[START MATERIAL]

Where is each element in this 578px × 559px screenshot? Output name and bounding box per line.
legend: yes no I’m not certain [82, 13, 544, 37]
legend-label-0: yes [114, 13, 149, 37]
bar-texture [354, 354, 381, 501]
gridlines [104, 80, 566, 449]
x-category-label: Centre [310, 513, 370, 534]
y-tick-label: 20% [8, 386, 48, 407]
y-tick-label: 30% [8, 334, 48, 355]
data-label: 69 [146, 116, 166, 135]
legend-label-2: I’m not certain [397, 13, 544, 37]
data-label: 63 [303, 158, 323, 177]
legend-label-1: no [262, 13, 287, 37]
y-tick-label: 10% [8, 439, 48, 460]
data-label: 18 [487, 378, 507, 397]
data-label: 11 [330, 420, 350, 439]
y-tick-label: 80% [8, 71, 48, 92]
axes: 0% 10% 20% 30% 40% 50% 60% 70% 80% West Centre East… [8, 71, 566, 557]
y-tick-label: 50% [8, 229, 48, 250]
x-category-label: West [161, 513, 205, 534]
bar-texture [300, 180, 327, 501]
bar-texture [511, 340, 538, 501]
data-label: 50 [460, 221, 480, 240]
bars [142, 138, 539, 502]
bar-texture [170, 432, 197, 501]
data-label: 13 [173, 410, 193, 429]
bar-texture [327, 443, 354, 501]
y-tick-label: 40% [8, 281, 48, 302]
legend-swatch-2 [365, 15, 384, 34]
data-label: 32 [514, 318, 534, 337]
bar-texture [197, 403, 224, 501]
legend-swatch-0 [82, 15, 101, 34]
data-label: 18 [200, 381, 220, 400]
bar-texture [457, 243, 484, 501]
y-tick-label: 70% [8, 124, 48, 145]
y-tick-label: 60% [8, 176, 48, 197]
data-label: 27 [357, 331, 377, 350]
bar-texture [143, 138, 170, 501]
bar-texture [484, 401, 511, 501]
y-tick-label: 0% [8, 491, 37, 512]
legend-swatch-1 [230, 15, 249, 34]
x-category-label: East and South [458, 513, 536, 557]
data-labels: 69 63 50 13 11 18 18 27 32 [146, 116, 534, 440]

[END MATERIAL]

* [WHAT YOU HAVE TO DO]: Change every "Centre" in the material above to "Center", and leave everything else unchanged.

* [ANSWER TO THE EXERCISE]:
Where is each element in this 578px × 559px screenshot? Output name and bounding box per line.
legend: yes no I’m not certain [82, 13, 544, 37]
legend-label-0: yes [114, 13, 149, 37]
bar-texture [354, 354, 381, 501]
gridlines [104, 80, 566, 449]
x-category-label: Center [310, 513, 370, 534]
y-tick-label: 20% [8, 386, 48, 407]
y-tick-label: 30% [8, 334, 48, 355]
data-label: 69 [146, 116, 166, 135]
legend-label-2: I’m not certain [397, 13, 544, 37]
data-label: 63 [303, 158, 323, 177]
legend-label-1: no [262, 13, 287, 37]
y-tick-label: 10% [8, 439, 48, 460]
data-label: 18 [487, 378, 507, 397]
data-label: 11 [330, 420, 350, 439]
y-tick-label: 80% [8, 71, 48, 92]
axes: 0% 10% 20% 30% 40% 50% 60% 70% 80% West Center East… [8, 71, 566, 557]
y-tick-label: 50% [8, 229, 48, 250]
x-category-label: West [161, 513, 205, 534]
bar-texture [300, 180, 327, 501]
bar-texture [511, 340, 538, 501]
data-label: 50 [460, 221, 480, 240]
bars [142, 138, 539, 502]
bar-texture [170, 432, 197, 501]
data-label: 13 [173, 410, 193, 429]
bar-texture [327, 443, 354, 501]
y-tick-label: 40% [8, 281, 48, 302]
legend-swatch-2 [365, 15, 384, 34]
data-label: 32 [514, 318, 534, 337]
bar-texture [197, 403, 224, 501]
legend-swatch-0 [82, 15, 101, 34]
data-label: 18 [200, 381, 220, 400]
bar-texture [457, 243, 484, 501]
y-tick-label: 70% [8, 124, 48, 145]
y-tick-label: 60% [8, 176, 48, 197]
data-label: 27 [357, 331, 377, 350]
bar-texture [143, 138, 170, 501]
bar-texture [484, 401, 511, 501]
y-tick-label: 0% [8, 491, 37, 512]
legend-swatch-1 [230, 15, 249, 34]
x-category-label: East and South [458, 513, 536, 557]
data-labels: 69 63 50 13 11 18 18 27 32 [146, 116, 534, 440]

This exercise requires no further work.